**EXERCISE DESCRIPTION:** Where a line contains the word "screenshot", copy that line.

**** GIVEN RECORDS ****

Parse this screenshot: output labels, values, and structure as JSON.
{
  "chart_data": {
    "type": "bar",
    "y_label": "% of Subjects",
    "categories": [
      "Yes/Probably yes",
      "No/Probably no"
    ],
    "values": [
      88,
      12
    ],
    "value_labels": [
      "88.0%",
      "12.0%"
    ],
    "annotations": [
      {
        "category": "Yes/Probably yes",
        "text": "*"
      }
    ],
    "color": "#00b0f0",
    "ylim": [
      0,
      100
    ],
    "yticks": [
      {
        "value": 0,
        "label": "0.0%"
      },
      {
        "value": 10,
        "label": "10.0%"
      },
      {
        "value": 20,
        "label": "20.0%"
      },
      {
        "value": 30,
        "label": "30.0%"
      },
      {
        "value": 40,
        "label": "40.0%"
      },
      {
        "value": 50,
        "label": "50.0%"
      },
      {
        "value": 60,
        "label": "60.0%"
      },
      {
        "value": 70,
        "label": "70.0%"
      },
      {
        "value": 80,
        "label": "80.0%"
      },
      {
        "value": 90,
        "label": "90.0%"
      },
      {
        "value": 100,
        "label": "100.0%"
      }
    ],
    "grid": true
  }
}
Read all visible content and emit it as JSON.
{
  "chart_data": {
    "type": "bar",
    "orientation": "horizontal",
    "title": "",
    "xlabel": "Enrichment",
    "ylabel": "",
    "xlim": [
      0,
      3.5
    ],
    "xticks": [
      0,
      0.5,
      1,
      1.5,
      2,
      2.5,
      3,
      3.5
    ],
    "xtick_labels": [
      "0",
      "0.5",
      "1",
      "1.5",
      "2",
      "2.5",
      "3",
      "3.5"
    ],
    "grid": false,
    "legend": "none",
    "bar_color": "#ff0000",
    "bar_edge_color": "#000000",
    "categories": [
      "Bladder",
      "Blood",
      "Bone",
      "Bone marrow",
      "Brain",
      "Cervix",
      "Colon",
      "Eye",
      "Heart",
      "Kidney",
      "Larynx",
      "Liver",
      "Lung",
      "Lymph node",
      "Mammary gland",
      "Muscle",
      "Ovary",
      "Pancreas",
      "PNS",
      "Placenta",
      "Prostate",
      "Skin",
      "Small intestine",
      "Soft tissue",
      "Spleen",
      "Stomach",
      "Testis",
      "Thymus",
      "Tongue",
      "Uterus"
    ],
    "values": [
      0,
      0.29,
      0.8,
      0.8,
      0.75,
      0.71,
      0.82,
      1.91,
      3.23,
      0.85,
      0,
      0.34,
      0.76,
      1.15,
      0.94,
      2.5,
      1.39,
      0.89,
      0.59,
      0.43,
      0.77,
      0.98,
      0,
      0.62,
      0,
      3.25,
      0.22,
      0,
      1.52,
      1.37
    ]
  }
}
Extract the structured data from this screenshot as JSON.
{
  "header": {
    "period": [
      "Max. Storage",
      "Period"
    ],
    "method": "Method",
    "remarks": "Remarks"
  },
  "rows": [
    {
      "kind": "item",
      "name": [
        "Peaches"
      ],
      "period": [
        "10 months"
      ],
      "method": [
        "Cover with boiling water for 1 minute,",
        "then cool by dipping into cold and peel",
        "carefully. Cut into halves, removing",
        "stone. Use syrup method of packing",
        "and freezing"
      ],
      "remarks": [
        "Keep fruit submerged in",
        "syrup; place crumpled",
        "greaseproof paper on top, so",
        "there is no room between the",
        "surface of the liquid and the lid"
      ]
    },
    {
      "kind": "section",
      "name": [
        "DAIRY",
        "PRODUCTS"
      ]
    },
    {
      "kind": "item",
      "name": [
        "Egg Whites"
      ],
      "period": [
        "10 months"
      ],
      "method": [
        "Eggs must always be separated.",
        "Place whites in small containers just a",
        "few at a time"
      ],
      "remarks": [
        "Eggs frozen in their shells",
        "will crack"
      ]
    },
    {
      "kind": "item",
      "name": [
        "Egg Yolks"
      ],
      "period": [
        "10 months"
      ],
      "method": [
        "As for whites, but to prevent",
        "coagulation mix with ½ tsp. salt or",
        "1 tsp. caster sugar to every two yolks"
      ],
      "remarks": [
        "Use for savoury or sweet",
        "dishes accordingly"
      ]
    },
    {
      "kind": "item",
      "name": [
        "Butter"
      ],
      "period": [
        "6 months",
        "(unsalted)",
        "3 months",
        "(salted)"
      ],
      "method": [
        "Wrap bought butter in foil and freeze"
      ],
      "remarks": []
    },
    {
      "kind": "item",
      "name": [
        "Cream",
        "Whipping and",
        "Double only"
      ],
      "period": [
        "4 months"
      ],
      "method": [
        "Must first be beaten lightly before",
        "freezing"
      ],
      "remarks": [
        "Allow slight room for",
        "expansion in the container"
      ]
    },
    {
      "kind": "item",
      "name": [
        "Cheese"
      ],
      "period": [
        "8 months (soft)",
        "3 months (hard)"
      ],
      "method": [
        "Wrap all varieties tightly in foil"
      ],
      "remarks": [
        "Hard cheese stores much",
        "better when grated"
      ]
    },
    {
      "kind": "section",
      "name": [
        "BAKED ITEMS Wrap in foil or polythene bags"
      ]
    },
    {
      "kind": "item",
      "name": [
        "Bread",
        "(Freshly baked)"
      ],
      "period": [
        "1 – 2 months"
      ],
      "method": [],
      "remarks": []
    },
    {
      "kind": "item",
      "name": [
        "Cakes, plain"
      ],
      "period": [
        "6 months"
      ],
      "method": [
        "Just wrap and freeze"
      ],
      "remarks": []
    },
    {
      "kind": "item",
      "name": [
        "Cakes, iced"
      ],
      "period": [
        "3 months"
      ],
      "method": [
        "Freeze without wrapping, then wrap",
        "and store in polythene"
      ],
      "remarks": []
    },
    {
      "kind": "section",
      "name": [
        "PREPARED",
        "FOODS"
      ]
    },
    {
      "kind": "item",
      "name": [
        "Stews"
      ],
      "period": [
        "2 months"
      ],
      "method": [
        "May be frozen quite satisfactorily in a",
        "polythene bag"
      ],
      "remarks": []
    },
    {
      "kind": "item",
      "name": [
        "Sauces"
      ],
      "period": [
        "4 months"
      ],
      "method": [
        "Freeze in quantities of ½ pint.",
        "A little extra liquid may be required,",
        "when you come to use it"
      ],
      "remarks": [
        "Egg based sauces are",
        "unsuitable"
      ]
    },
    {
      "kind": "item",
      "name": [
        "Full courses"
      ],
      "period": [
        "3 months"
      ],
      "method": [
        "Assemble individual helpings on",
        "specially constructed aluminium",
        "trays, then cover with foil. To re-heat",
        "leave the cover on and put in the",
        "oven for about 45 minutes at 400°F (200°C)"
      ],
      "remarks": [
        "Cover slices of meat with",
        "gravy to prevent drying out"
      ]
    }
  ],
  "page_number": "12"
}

****

**SOLUTION TO THE PROBLEM:**
Parse this screenshot: output labels, values, and structure as JSON.
Extract the structured data from this screenshot as JSON.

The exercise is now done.